_Instructions for the task_. Identify the lines that contain the string "window" and copy all of them.
—————
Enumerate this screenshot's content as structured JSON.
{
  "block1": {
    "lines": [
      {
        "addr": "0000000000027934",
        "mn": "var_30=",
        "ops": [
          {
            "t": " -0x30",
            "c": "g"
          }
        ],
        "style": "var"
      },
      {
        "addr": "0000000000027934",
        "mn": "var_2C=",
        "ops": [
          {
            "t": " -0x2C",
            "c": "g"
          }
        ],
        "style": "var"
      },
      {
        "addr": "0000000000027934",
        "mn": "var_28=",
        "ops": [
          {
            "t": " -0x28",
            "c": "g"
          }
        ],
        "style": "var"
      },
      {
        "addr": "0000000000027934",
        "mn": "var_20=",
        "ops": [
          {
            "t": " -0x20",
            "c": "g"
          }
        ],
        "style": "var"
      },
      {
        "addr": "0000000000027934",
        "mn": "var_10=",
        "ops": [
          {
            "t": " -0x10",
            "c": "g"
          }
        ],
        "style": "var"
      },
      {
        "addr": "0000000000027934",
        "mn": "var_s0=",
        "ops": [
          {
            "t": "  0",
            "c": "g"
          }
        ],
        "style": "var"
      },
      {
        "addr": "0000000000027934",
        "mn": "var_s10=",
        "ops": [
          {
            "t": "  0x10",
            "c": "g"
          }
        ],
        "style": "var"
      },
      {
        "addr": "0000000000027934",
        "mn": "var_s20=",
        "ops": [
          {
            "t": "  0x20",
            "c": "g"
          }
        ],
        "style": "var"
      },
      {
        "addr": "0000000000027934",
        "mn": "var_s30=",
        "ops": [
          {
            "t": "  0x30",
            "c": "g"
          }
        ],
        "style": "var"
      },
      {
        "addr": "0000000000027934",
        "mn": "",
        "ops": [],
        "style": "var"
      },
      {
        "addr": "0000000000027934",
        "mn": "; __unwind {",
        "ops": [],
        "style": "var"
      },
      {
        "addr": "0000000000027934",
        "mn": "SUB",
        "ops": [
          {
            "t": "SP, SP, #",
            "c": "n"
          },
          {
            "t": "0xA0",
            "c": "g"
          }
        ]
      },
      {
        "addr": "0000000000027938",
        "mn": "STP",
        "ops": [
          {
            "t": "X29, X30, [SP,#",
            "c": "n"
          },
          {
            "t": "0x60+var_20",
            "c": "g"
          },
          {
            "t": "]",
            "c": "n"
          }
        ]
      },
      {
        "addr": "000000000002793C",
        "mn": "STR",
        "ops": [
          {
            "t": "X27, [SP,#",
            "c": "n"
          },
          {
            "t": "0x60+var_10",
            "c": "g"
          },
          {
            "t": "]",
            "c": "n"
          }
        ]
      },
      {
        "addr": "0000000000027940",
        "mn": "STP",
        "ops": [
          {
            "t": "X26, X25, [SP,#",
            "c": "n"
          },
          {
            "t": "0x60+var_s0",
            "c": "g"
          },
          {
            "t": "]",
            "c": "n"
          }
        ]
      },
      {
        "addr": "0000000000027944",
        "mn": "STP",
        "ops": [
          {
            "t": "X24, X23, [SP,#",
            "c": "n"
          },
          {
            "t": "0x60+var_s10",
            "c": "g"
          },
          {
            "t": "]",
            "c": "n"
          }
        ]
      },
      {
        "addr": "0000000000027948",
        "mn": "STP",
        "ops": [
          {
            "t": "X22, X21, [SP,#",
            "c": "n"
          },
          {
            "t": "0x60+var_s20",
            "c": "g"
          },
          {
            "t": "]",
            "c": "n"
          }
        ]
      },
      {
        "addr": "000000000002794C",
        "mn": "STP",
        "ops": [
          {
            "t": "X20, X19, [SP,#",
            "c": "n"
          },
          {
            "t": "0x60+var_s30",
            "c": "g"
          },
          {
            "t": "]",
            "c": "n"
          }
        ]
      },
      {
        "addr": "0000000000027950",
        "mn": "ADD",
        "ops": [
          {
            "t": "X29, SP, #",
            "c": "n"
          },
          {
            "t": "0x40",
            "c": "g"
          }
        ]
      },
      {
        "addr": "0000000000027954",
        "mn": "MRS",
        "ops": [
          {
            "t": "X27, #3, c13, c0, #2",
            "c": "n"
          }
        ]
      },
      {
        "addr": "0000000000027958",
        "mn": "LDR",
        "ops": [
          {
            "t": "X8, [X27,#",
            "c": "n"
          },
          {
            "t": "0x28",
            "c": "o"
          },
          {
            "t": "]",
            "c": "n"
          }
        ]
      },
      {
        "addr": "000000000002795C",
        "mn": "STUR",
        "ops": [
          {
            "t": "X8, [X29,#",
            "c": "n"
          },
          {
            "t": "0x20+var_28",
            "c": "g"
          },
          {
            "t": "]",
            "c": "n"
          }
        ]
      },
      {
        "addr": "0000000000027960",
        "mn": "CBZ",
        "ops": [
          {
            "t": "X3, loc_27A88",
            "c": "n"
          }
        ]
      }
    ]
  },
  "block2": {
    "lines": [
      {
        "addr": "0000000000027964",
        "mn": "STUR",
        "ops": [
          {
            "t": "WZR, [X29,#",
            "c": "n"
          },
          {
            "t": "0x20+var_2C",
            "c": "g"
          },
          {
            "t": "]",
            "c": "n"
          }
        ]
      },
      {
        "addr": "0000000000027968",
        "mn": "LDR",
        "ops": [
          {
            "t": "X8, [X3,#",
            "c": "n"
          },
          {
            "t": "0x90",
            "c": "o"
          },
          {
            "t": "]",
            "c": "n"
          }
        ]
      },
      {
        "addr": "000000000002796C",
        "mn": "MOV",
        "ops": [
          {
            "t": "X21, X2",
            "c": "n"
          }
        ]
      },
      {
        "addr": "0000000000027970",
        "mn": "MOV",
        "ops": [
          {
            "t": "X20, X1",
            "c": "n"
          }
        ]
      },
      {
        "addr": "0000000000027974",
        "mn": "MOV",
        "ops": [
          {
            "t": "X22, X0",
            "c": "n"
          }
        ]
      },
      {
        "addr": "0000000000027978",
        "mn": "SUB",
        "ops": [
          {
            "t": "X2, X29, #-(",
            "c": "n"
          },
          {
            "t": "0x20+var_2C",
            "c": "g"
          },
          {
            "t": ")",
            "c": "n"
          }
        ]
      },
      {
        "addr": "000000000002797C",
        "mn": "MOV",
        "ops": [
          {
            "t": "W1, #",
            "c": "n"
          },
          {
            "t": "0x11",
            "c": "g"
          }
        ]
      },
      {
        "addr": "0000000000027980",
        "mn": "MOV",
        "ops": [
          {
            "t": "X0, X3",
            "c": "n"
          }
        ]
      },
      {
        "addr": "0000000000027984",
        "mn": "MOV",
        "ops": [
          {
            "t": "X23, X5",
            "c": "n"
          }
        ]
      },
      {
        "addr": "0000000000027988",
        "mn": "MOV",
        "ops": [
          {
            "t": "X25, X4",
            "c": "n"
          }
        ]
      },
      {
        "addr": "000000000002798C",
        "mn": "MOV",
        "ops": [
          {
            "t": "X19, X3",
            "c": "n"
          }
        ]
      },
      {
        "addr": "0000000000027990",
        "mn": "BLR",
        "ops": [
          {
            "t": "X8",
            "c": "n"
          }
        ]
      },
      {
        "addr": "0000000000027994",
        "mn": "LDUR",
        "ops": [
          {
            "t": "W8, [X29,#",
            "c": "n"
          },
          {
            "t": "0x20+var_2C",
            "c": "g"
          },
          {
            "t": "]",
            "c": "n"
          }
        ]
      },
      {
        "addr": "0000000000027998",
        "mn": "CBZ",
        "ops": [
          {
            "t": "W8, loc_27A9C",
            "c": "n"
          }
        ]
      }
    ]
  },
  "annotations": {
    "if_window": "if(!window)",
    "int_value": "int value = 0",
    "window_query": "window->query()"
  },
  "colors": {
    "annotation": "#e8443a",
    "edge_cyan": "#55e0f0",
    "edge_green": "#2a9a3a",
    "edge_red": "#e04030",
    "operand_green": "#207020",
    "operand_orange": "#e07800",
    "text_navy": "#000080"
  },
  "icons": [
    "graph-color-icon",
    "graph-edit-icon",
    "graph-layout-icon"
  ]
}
—————
_Answer in full_.
    "if_window": "if(!window)",
    "window_query": "window->query()"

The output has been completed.